*Problem details:*
Copy the records below exactly, omitting any pictures they contain.
____ Source information
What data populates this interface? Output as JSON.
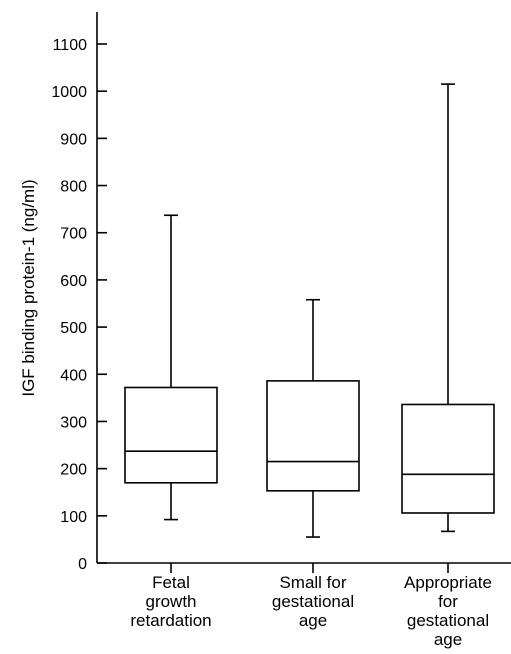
{
  "chart_data": {
    "type": "box",
    "title": "",
    "xlabel": "",
    "ylabel": "IGF binding protein-1 (ng/ml)",
    "ylim": [
      0,
      1100
    ],
    "yticks": [
      0,
      100,
      200,
      300,
      400,
      500,
      600,
      700,
      800,
      900,
      1000,
      1100
    ],
    "grid": false,
    "categories": [
      [
        "Fetal",
        "growth",
        "retardation"
      ],
      [
        "Small for",
        "gestational",
        "age"
      ],
      [
        "Appropriate",
        "for",
        "gestational",
        "age"
      ]
    ],
    "boxes": [
      {
        "min": 92,
        "q1": 170,
        "median": 237,
        "q3": 372,
        "max": 737
      },
      {
        "min": 55,
        "q1": 153,
        "median": 215,
        "q3": 386,
        "max": 558
      },
      {
        "min": 67,
        "q1": 106,
        "median": 188,
        "q3": 336,
        "max": 1015
      }
    ]
  }
}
________
*Answer below:*
What data populates this interface? Output as JSON.
{
  "chart_data": {
    "type": "box",
    "title": "",
    "xlabel": "",
    "ylabel": "IGF binding protein-1 (ng/ml)",
    "ylim": [
      0,
      1100
    ],
    "yticks": [
      0,
      100,
      200,
      300,
      400,
      500,
      600,
      700,
      800,
      900,
      1000,
      1100
    ],
    "grid": false,
    "categories": [
      [
        "Fetal",
        "growth",
        "retardation"
      ],
      [
        "Small for",
        "gestational",
        "age"
      ],
      [
        "Appropriate",
        "for",
        "gestational",
        "age"
      ]
    ],
    "boxes": [
      {
        "min": 92,
        "q1": 170,
        "median": 237,
        "q3": 372,
        "max": 737
      },
      {
        "min": 55,
        "q1": 153,
        "median": 215,
        "q3": 386,
        "max": 558
      },
      {
        "min": 67,
        "q1": 106,
        "median": 188,
        "q3": 336,
        "max": 1015
      }
    ]
  }
}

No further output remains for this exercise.